Extracted data entries
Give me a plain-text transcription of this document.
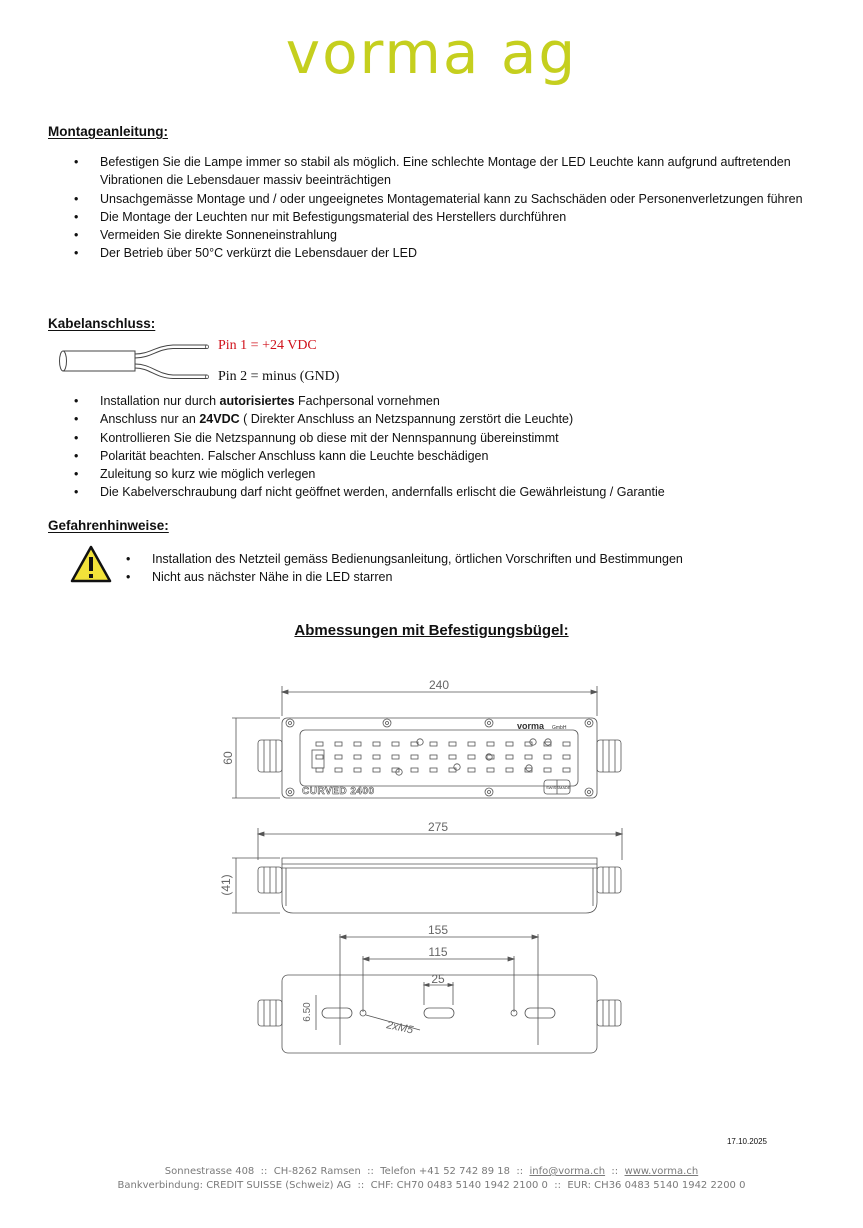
vorma ag
Montageanleitung:
• Befestigen Sie die Lampe immer so stabil als möglich. Eine schlechte Montage der LED Leuchte kann aufgrund auftretenden Vibrationen die Lebensdauer massiv beeinträchtigen
• Unsachgemässe Montage und / oder ungeeignetes Montagematerial kann zu Sachschäden oder Personenverletzungen führen
• Die Montage der Leuchten nur mit Befestigungsmaterial des Herstellers durchführen
• Vermeiden Sie direkte Sonneneinstrahlung
• Der Betrieb über 50°C verkürzt die Lebensdauer der LED
Kabelanschluss:
Pin 1 = +24 VDC
Pin 2 = minus (GND)
• Installation nur durch autorisiertes Fachpersonal vornehmen
• Anschluss nur an 24VDC ( Direkter Anschluss an Netzspannung zerstört die Leuchte)
• Kontrollieren Sie die Netzspannung ob diese mit der Nennspannung übereinstimmt
• Polarität beachten. Falscher Anschluss kann die Leuchte beschädigen
• Zuleitung so kurz wie möglich verlegen
• Die Kabelverschraubung darf nicht geöffnet werden, andernfalls erlischt die Gewährleistung / Garantie
Gefahrenhinweise:
• Installation des Netzteil gemäss Bedienungsanleitung, örtlichen Vorschriften und Bestimmungen
• Nicht aus nächster Nähe in die LED starren
Abmessungen mit Befestigungsbügel:
240
60
275
(41)
155
115
25
6.50
2xM5
vorma GmbH
CURVED 2400	SWISS MADE
17.10.2025
Sonnestrasse 408  ::  CH-8262 Ramsen  ::  Telefon +41 52 742 89 18  ::  info@vorma.ch  ::  www.vorma.ch
Bankverbindung: CREDIT SUISSE (Schweiz) AG  ::  CHF: CH70 0483 5140 1942 2100 0  ::  EUR: CH36 0483 5140 1942 2200 0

• TASK REQUIREMENTS
Set the data above down again exactly as given, with no pictures.

• RESULT OF THE EXERCISE
Give me a plain-text transcription of this document.
vorma ag
Montageanleitung:
• Befestigen Sie die Lampe immer so stabil als möglich. Eine schlechte Montage der LED Leuchte kann aufgrund auftretenden Vibrationen die Lebensdauer massiv beeinträchtigen
• Unsachgemässe Montage und / oder ungeeignetes Montagematerial kann zu Sachschäden oder Personenverletzungen führen
• Die Montage der Leuchten nur mit Befestigungsmaterial des Herstellers durchführen
• Vermeiden Sie direkte Sonneneinstrahlung
• Der Betrieb über 50°C verkürzt die Lebensdauer der LED
Kabelanschluss:
Pin 1 = +24 VDC
Pin 2 = minus (GND)
• Installation nur durch autorisiertes Fachpersonal vornehmen
• Anschluss nur an 24VDC ( Direkter Anschluss an Netzspannung zerstört die Leuchte)
• Kontrollieren Sie die Netzspannung ob diese mit der Nennspannung übereinstimmt
• Polarität beachten. Falscher Anschluss kann die Leuchte beschädigen
• Zuleitung so kurz wie möglich verlegen
• Die Kabelverschraubung darf nicht geöffnet werden, andernfalls erlischt die Gewährleistung / Garantie
Gefahrenhinweise:
• Installation des Netzteil gemäss Bedienungsanleitung, örtlichen Vorschriften und Bestimmungen
• Nicht aus nächster Nähe in die LED starren
Abmessungen mit Befestigungsbügel:
240
60
275
(41)
155
115
25
6.50
2xM5
vorma GmbH
CURVED 2400	SWISS MADE
17.10.2025
Sonnestrasse 408  ::  CH-8262 Ramsen  ::  Telefon +41 52 742 89 18  ::  info@vorma.ch  ::  www.vorma.ch
Bankverbindung: CREDIT SUISSE (Schweiz) AG  ::  CHF: CH70 0483 5140 1942 2100 0  ::  EUR: CH36 0483 5140 1942 2200 0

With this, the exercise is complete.